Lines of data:
-------------------------
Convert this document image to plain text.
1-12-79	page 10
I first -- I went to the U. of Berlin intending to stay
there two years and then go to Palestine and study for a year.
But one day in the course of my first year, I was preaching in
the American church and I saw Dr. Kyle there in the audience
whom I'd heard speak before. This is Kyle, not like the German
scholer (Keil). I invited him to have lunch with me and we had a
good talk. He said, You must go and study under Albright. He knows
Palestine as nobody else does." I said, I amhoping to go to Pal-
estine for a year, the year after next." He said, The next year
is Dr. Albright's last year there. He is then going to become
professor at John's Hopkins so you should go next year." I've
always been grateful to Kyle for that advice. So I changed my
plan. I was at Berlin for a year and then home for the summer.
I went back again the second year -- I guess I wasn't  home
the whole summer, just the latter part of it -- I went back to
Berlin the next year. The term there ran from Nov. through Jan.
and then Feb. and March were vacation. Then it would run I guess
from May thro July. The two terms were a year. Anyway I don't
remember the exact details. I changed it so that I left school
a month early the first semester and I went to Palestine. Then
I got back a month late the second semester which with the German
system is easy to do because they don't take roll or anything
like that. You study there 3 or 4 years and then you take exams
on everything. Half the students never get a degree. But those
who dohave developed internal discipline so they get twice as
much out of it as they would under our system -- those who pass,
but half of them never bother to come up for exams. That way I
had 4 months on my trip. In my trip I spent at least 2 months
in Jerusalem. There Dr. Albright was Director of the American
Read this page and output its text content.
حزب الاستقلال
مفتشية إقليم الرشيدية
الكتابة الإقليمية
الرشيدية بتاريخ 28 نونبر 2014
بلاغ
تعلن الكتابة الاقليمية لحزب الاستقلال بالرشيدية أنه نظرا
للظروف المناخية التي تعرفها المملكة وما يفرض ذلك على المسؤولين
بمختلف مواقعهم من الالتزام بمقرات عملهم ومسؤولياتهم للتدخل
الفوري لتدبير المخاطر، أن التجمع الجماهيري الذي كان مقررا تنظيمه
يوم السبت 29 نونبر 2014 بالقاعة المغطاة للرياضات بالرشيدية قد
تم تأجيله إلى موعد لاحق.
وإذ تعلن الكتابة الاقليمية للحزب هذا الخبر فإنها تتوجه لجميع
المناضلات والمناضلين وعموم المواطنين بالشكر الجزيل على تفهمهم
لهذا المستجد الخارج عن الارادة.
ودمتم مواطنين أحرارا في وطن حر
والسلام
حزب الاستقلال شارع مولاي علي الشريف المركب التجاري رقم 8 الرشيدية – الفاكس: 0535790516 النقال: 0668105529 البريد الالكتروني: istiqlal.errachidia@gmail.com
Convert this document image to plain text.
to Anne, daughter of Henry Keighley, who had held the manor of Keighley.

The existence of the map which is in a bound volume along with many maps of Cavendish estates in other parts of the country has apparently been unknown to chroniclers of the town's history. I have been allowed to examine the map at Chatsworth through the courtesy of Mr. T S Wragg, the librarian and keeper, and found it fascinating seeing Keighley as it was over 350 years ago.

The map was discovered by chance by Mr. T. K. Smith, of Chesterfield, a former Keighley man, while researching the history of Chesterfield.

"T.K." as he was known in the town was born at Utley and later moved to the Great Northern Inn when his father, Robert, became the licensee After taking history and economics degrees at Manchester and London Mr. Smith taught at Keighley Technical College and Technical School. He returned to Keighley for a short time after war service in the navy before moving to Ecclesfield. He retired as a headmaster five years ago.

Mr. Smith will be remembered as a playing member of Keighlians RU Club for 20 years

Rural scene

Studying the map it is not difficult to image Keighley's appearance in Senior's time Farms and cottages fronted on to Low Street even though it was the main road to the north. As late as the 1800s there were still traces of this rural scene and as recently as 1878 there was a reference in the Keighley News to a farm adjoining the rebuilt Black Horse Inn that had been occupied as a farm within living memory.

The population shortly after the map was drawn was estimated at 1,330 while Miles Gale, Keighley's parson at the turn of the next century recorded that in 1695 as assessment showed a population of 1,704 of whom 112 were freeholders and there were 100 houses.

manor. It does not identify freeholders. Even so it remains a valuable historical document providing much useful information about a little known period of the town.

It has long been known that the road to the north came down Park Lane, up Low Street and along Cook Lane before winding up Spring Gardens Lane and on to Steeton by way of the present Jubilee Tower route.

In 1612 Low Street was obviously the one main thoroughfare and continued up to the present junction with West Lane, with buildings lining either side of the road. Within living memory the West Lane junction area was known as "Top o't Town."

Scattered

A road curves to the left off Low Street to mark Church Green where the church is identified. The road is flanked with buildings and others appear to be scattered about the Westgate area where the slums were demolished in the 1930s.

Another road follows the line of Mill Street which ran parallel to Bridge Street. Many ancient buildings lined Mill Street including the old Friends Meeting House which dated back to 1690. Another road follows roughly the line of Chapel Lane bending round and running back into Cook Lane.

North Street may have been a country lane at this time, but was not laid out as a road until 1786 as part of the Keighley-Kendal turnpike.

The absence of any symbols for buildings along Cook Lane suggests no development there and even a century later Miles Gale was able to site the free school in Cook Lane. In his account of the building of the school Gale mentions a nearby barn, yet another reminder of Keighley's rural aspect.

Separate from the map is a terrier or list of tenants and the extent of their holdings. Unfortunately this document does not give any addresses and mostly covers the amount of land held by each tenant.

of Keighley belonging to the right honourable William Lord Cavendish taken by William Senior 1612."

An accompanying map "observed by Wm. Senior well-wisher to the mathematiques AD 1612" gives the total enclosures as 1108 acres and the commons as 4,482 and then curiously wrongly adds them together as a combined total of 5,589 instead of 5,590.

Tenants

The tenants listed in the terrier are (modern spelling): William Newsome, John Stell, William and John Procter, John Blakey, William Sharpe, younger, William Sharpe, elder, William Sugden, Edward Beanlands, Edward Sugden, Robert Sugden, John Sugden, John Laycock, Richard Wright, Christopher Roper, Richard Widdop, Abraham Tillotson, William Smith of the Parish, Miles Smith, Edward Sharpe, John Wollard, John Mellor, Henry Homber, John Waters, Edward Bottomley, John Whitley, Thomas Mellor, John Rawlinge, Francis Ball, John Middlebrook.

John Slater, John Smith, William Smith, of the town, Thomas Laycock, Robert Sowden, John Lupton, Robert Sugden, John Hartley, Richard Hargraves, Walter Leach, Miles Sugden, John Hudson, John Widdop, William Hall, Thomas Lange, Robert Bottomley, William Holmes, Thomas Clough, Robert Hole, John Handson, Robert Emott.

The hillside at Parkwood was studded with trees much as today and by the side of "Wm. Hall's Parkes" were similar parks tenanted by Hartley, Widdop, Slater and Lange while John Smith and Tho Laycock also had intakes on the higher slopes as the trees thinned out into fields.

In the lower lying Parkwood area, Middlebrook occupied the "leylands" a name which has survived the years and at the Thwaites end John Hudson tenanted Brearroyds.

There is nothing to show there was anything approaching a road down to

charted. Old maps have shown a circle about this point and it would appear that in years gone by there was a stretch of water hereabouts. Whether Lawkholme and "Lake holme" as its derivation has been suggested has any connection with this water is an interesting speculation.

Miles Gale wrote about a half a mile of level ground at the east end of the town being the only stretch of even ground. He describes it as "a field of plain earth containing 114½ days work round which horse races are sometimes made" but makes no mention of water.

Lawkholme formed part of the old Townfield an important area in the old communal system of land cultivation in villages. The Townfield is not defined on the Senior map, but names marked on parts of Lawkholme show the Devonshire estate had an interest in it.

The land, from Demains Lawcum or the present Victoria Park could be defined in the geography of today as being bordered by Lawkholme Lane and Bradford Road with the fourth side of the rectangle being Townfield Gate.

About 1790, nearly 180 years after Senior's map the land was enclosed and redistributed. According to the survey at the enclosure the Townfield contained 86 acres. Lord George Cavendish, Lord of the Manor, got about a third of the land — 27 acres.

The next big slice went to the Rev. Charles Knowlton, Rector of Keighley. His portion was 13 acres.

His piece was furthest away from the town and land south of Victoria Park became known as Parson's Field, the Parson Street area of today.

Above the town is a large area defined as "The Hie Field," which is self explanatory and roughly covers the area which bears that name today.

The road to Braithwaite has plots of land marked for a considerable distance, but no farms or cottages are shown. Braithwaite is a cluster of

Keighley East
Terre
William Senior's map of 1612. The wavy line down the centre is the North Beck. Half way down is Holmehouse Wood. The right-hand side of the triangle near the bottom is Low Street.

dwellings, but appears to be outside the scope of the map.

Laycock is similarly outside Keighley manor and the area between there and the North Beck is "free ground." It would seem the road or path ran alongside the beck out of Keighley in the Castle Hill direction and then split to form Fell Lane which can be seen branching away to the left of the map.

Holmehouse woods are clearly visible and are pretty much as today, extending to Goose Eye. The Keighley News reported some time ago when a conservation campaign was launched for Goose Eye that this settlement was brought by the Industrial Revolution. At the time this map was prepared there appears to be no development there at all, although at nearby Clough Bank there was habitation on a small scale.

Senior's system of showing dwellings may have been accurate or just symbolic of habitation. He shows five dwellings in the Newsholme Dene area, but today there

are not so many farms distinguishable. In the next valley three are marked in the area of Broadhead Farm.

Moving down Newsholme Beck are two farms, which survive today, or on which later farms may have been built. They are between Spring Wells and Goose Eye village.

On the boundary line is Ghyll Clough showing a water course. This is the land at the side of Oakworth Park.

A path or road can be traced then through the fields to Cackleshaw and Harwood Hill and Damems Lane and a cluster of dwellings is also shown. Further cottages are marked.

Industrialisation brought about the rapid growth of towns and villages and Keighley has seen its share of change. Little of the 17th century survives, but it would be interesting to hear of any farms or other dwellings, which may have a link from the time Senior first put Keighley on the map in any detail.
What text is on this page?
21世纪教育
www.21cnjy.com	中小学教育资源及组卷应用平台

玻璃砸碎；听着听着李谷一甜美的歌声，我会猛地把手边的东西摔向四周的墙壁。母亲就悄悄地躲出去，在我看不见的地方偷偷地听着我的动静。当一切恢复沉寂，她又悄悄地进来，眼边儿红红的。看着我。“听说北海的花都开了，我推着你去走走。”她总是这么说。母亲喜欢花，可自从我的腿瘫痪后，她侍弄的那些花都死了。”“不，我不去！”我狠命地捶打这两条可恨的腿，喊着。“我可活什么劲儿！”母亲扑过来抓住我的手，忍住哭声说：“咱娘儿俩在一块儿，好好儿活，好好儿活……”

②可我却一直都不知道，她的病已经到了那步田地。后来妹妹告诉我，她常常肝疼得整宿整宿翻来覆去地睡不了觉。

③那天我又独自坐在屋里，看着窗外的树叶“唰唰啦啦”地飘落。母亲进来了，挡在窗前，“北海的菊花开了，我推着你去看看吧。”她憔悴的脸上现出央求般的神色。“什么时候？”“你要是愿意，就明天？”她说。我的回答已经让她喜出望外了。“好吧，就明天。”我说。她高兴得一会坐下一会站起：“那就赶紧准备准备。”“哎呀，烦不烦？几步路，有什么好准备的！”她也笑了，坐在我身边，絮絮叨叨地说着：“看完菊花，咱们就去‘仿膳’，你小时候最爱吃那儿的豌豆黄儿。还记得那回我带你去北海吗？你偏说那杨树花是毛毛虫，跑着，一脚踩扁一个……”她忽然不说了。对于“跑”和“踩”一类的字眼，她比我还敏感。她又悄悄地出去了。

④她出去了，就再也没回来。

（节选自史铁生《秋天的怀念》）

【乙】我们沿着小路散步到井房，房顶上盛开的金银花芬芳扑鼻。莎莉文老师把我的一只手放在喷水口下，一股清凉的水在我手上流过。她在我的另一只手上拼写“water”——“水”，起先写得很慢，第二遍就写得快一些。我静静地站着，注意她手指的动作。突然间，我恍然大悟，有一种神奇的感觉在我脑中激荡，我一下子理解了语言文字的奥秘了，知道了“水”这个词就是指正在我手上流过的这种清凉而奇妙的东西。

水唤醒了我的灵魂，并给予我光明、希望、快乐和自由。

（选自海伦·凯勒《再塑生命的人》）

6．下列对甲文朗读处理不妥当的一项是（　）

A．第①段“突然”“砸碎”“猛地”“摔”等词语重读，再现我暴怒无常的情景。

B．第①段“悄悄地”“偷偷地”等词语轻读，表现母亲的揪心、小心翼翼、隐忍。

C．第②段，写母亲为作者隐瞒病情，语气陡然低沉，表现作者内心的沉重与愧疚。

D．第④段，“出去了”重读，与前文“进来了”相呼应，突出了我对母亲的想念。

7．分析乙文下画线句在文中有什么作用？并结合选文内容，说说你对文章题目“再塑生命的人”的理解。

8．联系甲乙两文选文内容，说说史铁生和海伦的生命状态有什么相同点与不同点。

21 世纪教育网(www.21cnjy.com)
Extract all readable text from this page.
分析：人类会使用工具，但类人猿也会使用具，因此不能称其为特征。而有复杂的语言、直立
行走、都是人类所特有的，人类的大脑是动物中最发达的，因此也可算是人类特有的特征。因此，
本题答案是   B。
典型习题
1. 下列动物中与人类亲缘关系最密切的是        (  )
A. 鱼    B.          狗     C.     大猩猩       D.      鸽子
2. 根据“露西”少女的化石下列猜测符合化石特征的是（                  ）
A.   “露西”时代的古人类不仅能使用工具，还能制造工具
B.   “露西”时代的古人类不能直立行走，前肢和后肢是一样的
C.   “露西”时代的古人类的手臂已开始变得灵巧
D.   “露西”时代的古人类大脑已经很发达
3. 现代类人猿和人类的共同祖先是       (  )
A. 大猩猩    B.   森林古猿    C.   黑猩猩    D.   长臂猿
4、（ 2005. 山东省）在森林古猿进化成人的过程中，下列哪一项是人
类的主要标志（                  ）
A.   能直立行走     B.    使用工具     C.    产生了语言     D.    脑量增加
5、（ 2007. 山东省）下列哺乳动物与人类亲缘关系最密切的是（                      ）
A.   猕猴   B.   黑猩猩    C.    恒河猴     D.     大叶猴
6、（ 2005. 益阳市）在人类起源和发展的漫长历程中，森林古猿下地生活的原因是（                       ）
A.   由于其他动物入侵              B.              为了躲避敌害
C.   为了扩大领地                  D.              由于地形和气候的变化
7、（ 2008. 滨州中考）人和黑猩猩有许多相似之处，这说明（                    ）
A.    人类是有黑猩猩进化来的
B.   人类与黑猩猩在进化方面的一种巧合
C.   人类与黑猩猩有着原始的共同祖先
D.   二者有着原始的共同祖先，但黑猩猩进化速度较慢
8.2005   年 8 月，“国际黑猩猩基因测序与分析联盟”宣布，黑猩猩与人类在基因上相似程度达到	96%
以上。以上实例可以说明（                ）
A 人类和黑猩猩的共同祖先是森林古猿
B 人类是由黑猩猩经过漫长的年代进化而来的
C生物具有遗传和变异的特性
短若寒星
-------------------------
## GOAL OF THE EXERCISE
Find the word "Spring" in the data and copy out each line where it turns up.

## EXPECTED OUTPUT
It has long been known that the road to the north came down Park Lane, up Low Street and along Cook Lane before winding up Spring Gardens Lane and on to Steeton by way of the present Jubilee Tower route.
Moving down Newsholme Beck are two farms, which survive today, or on which later farms may have been built. They are between Spring Wells and Goose Eye village.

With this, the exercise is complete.